» Set task
You are to retype all of the data exactly as it appears.

Data entries:
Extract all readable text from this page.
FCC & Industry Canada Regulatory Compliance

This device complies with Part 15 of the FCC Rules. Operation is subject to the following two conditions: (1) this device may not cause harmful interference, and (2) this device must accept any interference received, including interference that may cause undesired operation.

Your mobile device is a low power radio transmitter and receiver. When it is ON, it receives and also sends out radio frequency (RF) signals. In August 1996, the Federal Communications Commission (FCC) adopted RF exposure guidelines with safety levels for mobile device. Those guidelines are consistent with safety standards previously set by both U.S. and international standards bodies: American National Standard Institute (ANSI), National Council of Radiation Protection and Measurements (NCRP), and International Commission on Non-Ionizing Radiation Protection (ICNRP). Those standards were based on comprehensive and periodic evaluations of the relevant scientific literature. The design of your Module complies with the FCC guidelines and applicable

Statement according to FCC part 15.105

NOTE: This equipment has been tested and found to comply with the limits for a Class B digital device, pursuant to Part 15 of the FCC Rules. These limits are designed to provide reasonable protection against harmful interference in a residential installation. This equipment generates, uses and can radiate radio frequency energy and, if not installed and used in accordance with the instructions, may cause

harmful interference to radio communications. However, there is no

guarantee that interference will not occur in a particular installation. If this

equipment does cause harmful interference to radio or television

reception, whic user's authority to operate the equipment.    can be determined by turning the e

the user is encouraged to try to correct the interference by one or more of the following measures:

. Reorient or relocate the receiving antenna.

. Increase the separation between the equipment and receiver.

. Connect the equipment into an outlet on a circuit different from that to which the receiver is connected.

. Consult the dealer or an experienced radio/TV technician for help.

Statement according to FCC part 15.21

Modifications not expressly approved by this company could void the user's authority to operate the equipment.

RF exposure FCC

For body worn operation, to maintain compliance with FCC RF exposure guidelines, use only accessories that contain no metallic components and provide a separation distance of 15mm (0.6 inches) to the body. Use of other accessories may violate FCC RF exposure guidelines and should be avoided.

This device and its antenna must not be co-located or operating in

» Result of this exercise
Extract all readable text from this page.
FCC & Industry Canada Regulatory Compliance

This device complies with Part 15 of the FCC Rules. Operation is subject to the following two conditions: (1) this device may not cause harmful interference, and (2) this device must accept any interference received, including interference that may cause undesired operation.

Your mobile device is a low power radio transmitter and receiver. When it is ON, it receives and also sends out radio frequency (RF) signals. In August 1996, the Federal Communications Commission (FCC) adopted RF exposure guidelines with safety levels for mobile device. Those guidelines are consistent with safety standards previously set by both U.S. and international standards bodies: American National Standard Institute (ANSI), National Council of Radiation Protection and Measurements (NCRP), and International Commission on Non-Ionizing Radiation Protection (ICNRP). Those standards were based on comprehensive and periodic evaluations of the relevant scientific literature. The design of your Module complies with the FCC guidelines and applicable

Statement according to FCC part 15.105

NOTE: This equipment has been tested and found to comply with the limits for a Class B digital device, pursuant to Part 15 of the FCC Rules. These limits are designed to provide reasonable protection against harmful interference in a residential installation. This equipment generates, uses and can radiate radio frequency energy and, if not installed and used in accordance with the instructions, may cause

harmful interference to radio communications. However, there is no

guarantee that interference will not occur in a particular installation. If this

equipment does cause harmful interference to radio or television

reception, whic user's authority to operate the equipment.    can be determined by turning the e

the user is encouraged to try to correct the interference by one or more of the following measures:

. Reorient or relocate the receiving antenna.

. Increase the separation between the equipment and receiver.

. Connect the equipment into an outlet on a circuit different from that to which the receiver is connected.

. Consult the dealer or an experienced radio/TV technician for help.

Statement according to FCC part 15.21

Modifications not expressly approved by this company could void the user's authority to operate the equipment.

RF exposure FCC

For body worn operation, to maintain compliance with FCC RF exposure guidelines, use only accessories that contain no metallic components and provide a separation distance of 15mm (0.6 inches) to the body. Use of other accessories may violate FCC RF exposure guidelines and should be avoided.

This device and its antenna must not be co-located or operating in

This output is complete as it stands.